■ Written exercise
Retype each record shown below, leaving every character as it is.

■ Provided records
+ + + + + + +

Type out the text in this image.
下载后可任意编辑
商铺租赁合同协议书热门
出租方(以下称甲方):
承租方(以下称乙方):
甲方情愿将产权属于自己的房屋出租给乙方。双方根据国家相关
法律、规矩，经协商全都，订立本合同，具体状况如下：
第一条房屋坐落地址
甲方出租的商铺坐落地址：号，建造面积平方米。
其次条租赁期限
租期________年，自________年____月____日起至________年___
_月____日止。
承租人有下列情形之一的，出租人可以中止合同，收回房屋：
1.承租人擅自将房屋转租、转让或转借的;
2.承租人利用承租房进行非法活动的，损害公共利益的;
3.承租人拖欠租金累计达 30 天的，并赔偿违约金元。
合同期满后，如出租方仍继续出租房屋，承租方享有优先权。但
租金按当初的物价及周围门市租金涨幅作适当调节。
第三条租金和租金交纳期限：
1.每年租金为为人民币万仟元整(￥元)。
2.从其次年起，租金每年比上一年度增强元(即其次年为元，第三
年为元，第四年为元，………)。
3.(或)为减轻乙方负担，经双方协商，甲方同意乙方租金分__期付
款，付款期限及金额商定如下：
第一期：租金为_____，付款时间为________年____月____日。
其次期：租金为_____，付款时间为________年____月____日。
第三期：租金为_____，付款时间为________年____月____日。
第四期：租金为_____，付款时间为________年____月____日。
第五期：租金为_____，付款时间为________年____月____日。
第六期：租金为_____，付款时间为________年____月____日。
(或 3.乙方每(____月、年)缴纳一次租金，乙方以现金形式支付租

+ + + + + + +

■ Problem solution
Type out the text in this image.
下载后可任意编辑
商铺租赁合同协议书热门
出租方(以下称甲方):
承租方(以下称乙方):
甲方情愿将产权属于自己的房屋出租给乙方。双方根据国家相关
法律、规矩，经协商全都，订立本合同，具体状况如下：
第一条房屋坐落地址
甲方出租的商铺坐落地址：号，建造面积平方米。
其次条租赁期限
租期________年，自________年____月____日起至________年___
_月____日止。
承租人有下列情形之一的，出租人可以中止合同，收回房屋：
1.承租人擅自将房屋转租、转让或转借的;
2.承租人利用承租房进行非法活动的，损害公共利益的;
3.承租人拖欠租金累计达 30 天的，并赔偿违约金元。
合同期满后，如出租方仍继续出租房屋，承租方享有优先权。但
租金按当初的物价及周围门市租金涨幅作适当调节。
第三条租金和租金交纳期限：
1.每年租金为为人民币万仟元整(￥元)。
2.从其次年起，租金每年比上一年度增强元(即其次年为元，第三
年为元，第四年为元，………)。
3.(或)为减轻乙方负担，经双方协商，甲方同意乙方租金分__期付
款，付款期限及金额商定如下：
第一期：租金为_____，付款时间为________年____月____日。
其次期：租金为_____，付款时间为________年____月____日。
第三期：租金为_____，付款时间为________年____月____日。
第四期：租金为_____，付款时间为________年____月____日。
第五期：租金为_____，付款时间为________年____月____日。
第六期：租金为_____，付款时间为________年____月____日。
(或 3.乙方每(____月、年)缴纳一次租金，乙方以现金形式支付租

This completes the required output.